→ **Instruction**
Please report every line from the material that contains the word "siehe".
──────────
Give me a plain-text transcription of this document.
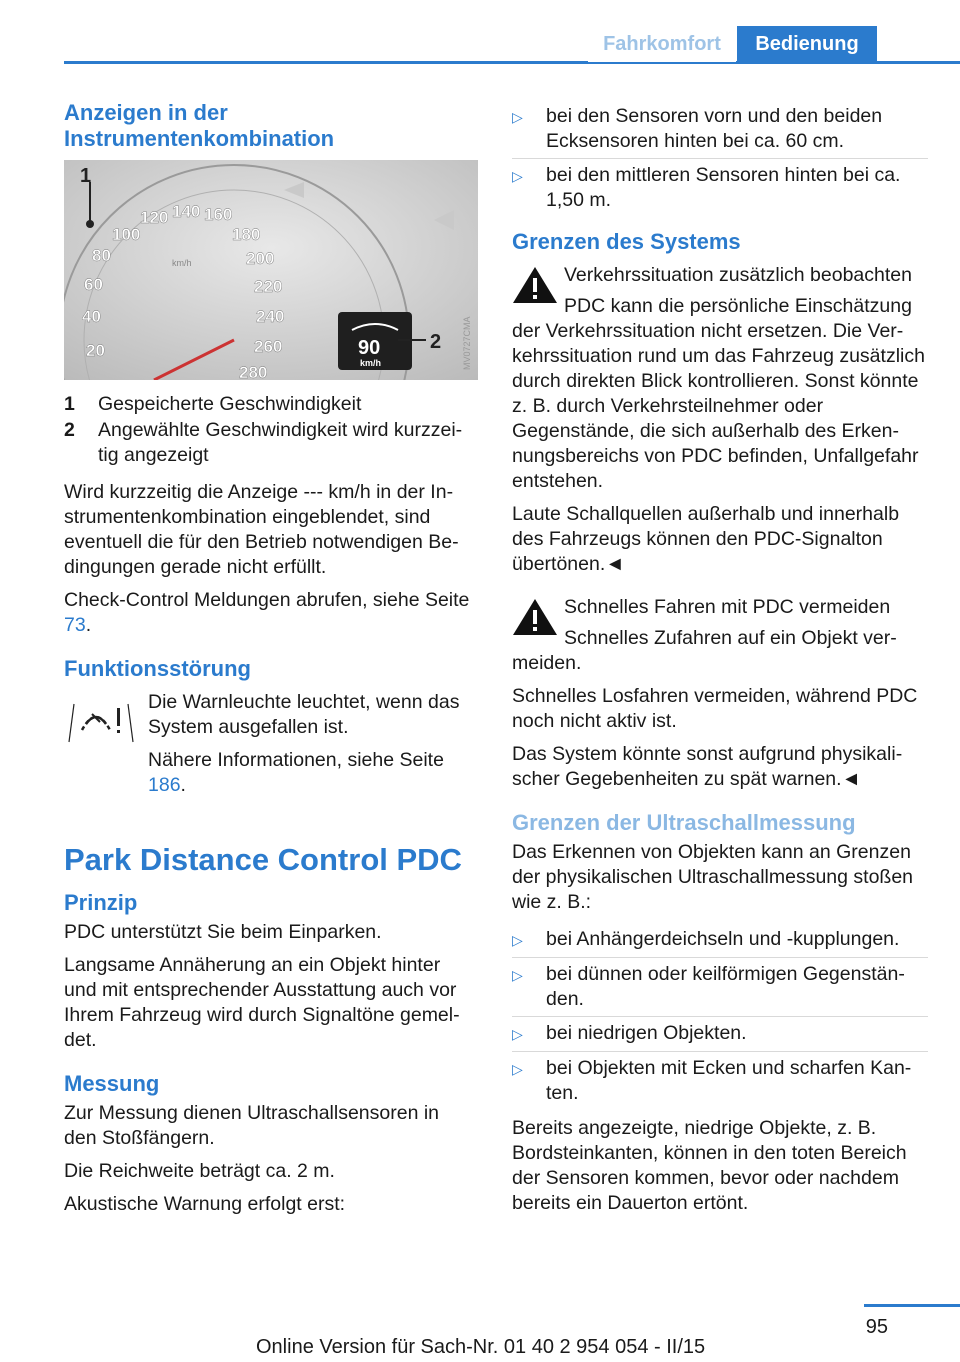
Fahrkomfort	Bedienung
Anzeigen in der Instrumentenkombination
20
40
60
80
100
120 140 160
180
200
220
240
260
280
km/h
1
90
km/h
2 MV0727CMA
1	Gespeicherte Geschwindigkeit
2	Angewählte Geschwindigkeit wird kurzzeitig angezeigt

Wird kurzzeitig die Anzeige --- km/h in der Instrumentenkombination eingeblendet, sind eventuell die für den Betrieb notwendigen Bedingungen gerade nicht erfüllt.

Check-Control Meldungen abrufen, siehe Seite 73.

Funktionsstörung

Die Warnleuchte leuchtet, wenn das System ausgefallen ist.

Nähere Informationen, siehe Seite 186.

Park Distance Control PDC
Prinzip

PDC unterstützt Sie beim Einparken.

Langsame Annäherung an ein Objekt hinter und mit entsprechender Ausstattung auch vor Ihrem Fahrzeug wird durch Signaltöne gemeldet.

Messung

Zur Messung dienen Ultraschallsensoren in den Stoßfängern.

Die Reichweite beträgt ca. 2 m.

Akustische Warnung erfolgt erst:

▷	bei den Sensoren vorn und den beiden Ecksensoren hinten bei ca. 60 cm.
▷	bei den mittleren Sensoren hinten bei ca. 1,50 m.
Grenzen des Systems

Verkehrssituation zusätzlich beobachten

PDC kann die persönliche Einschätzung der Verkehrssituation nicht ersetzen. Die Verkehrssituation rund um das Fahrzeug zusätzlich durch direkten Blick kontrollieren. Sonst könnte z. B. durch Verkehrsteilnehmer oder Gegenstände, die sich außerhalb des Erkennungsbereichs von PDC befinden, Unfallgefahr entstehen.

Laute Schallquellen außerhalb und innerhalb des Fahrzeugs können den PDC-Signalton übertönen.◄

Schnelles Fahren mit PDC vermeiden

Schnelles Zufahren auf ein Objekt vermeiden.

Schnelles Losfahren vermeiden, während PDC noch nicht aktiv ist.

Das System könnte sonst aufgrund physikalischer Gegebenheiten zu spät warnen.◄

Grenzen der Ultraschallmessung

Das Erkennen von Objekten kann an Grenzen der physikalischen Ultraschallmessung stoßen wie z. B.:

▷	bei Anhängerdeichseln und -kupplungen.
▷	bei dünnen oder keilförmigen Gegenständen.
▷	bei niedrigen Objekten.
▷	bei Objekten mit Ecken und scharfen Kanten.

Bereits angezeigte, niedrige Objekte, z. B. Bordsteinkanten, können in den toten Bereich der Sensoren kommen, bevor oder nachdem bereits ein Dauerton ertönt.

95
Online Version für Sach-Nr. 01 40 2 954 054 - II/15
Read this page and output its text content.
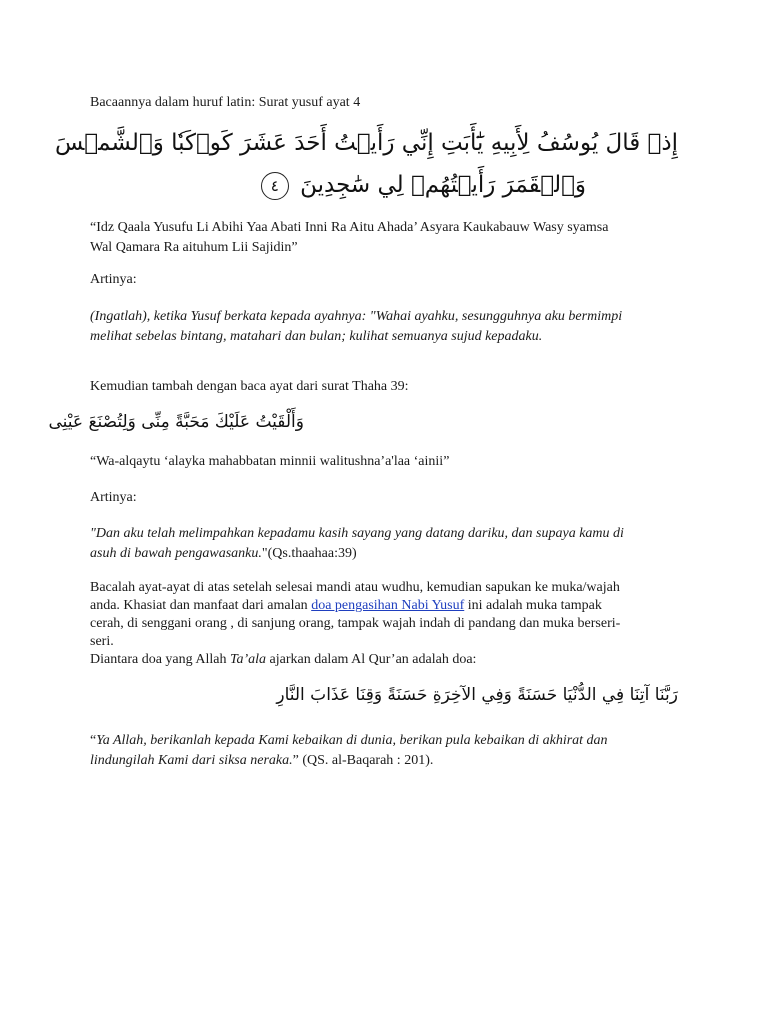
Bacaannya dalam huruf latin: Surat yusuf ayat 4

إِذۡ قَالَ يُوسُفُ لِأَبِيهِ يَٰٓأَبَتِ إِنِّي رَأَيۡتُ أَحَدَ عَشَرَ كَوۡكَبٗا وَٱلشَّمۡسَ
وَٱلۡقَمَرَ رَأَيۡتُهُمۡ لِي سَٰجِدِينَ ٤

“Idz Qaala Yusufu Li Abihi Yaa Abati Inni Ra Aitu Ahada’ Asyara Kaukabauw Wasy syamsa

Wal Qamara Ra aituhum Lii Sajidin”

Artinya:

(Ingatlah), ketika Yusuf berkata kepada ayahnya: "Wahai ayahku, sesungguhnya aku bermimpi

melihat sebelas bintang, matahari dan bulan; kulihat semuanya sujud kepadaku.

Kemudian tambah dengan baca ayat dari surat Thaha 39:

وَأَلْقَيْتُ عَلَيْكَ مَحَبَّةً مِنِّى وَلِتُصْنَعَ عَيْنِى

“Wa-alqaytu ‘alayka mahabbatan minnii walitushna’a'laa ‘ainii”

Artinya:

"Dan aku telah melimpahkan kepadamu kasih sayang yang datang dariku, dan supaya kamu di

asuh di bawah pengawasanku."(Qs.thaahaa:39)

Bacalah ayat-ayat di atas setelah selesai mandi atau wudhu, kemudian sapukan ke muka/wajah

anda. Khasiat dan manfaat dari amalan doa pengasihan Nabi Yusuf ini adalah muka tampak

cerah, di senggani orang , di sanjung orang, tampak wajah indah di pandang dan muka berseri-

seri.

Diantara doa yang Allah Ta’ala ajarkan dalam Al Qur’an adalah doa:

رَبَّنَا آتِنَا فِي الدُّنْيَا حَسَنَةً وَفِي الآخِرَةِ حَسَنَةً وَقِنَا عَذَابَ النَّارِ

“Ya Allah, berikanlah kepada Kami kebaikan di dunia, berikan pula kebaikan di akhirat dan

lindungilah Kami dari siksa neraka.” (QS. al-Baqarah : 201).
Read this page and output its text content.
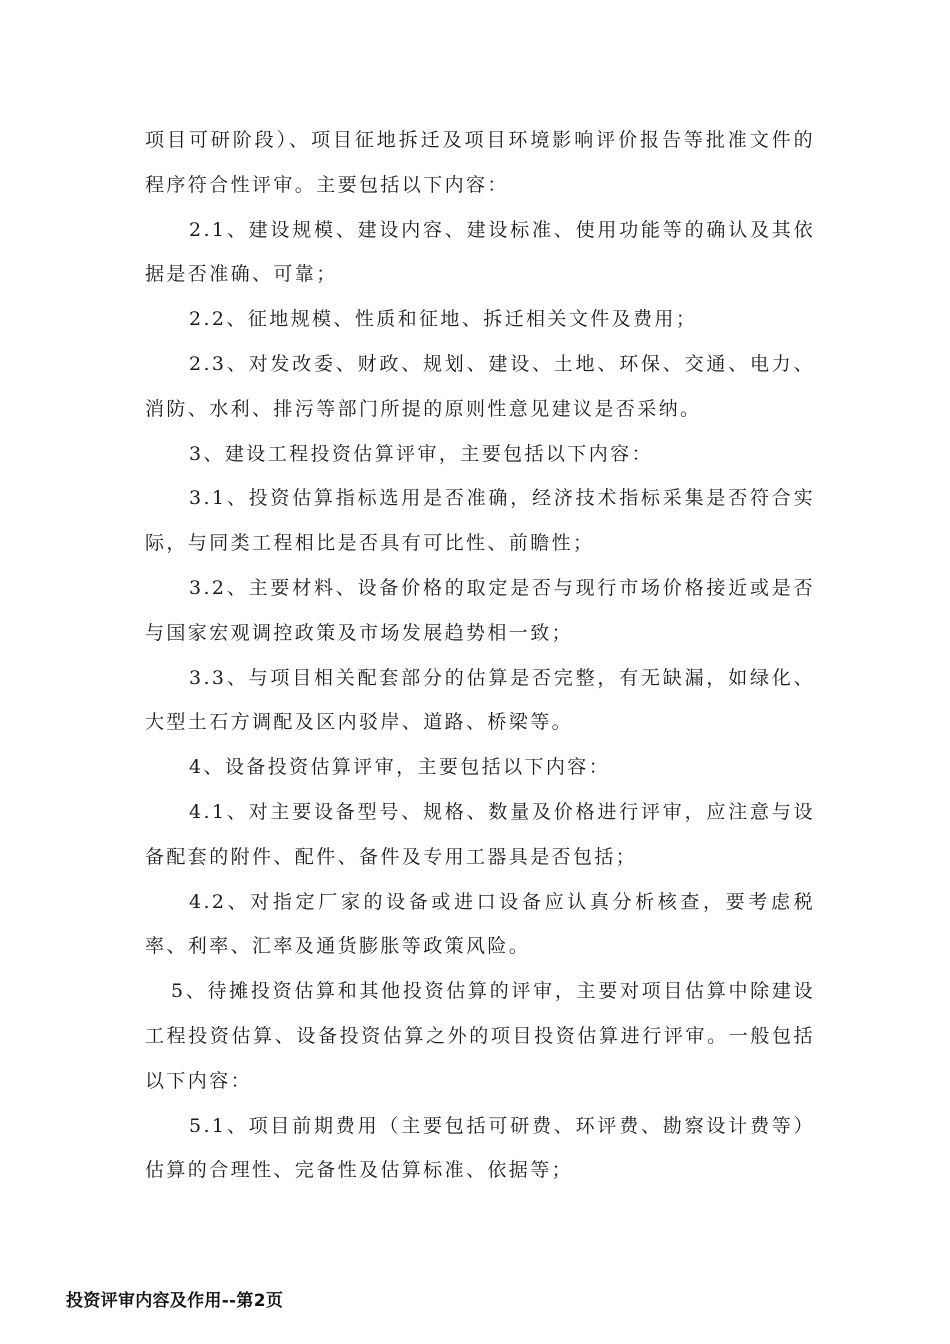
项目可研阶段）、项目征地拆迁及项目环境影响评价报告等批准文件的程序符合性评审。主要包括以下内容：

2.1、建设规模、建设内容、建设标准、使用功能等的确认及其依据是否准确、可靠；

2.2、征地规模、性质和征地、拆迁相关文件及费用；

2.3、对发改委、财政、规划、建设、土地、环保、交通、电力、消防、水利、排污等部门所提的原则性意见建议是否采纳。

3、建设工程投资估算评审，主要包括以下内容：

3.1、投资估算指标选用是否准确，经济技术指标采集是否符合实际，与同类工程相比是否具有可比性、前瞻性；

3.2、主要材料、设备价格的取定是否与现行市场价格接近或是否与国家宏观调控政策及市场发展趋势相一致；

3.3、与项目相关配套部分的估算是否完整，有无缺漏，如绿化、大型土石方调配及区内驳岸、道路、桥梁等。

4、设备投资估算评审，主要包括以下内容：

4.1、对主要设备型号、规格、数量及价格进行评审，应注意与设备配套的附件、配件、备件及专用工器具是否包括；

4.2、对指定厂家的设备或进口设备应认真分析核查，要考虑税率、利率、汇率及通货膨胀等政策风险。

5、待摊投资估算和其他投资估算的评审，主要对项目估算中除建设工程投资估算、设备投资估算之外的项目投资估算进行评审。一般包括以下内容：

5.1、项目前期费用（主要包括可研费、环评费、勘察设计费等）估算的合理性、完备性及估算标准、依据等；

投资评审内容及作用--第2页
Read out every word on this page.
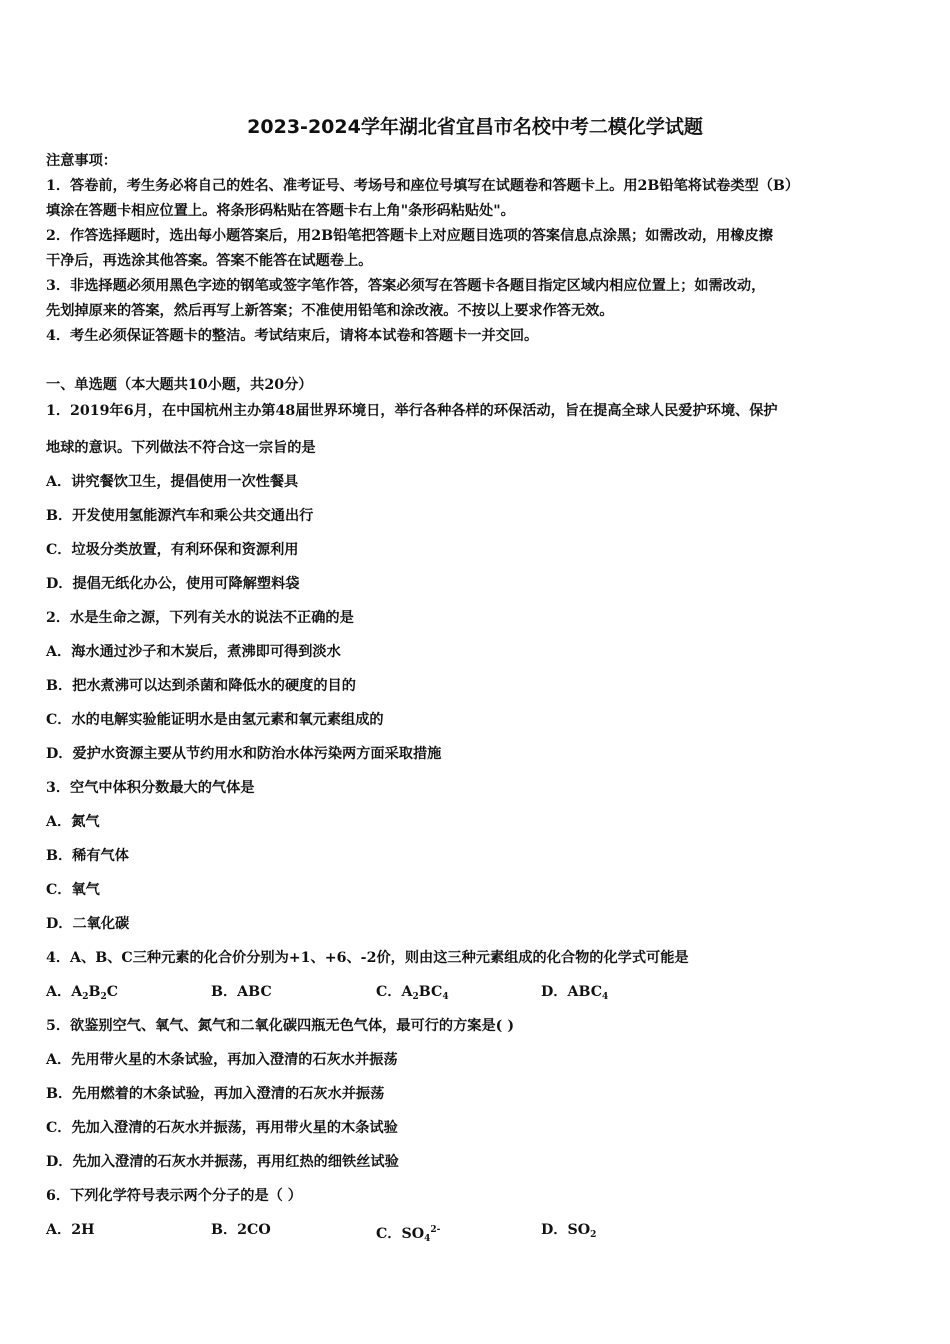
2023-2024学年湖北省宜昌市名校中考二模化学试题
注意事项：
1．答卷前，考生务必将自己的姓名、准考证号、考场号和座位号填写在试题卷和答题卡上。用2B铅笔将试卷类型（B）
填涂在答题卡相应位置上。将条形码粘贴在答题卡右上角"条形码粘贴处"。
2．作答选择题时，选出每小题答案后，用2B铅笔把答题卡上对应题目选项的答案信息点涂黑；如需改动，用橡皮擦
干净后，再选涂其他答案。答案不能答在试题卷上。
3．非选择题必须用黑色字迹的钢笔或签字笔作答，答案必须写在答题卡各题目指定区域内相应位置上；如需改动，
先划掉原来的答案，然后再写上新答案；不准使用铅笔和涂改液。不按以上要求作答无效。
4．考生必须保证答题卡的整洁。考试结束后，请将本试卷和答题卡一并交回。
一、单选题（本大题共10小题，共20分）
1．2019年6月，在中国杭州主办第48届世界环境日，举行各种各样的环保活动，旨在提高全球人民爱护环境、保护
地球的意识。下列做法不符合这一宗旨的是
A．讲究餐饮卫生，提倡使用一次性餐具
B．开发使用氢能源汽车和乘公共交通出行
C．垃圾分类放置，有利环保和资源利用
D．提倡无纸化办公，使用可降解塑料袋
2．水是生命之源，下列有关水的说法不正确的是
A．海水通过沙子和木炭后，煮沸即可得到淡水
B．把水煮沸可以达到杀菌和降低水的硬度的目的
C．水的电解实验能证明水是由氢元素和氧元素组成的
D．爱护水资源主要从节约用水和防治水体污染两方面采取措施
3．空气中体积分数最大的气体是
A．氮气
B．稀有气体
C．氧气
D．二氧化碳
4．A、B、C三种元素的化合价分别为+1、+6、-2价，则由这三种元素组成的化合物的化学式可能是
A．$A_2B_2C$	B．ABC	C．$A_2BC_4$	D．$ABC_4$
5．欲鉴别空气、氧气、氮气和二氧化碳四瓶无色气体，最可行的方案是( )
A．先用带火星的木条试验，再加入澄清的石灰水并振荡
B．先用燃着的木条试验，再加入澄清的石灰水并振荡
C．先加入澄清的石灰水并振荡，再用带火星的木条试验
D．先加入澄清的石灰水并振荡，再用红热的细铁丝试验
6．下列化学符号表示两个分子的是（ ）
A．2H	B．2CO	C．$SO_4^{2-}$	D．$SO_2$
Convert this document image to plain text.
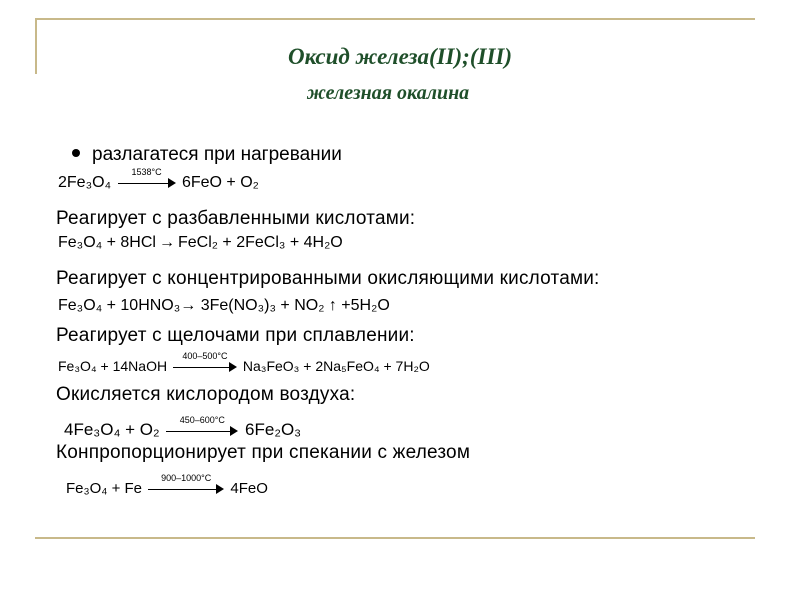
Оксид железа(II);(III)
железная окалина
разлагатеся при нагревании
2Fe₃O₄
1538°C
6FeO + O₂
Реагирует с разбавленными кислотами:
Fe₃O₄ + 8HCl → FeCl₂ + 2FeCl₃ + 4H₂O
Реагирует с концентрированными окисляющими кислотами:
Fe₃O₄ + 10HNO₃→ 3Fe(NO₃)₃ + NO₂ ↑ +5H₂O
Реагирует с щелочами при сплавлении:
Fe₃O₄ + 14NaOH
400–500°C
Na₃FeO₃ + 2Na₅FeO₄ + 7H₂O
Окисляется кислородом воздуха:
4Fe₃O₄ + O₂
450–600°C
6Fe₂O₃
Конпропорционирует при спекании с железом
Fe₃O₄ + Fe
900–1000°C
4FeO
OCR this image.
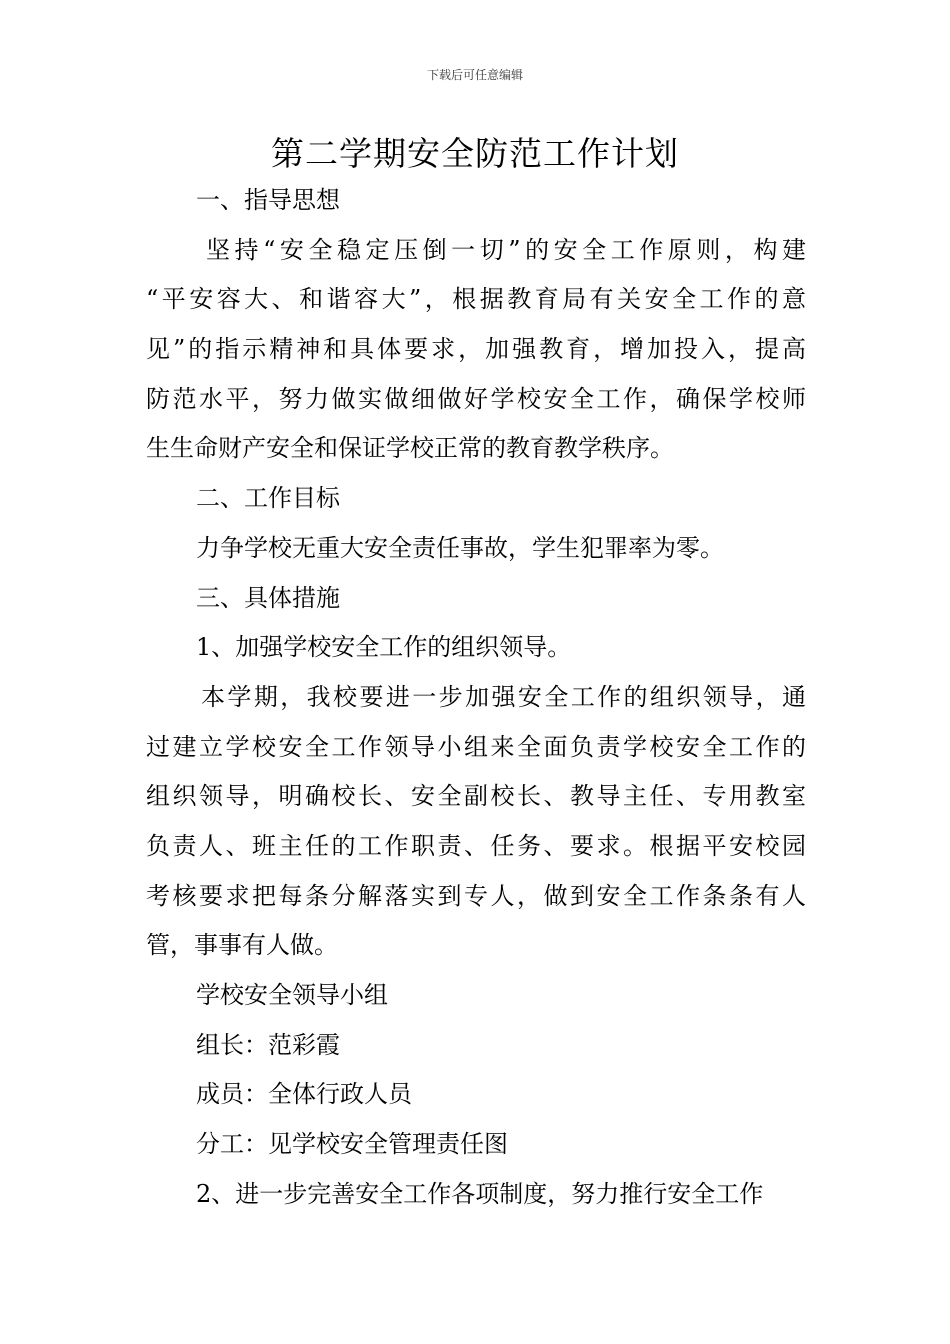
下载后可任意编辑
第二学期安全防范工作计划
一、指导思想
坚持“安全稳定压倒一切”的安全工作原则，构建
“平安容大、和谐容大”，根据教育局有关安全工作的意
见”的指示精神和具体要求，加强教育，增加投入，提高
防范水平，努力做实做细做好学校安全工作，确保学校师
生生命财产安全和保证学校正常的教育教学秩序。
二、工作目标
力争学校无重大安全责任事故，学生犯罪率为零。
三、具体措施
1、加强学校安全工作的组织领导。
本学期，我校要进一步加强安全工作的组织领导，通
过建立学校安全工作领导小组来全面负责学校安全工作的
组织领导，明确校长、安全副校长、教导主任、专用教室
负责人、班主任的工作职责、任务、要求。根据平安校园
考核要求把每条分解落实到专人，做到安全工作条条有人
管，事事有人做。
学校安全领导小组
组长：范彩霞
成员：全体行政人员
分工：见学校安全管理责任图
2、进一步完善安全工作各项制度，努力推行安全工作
──────────
→ **Response to this task**
Check-Control Meldungen abrufen, siehe Seite 73.
Nähere Informationen, siehe Seite 186.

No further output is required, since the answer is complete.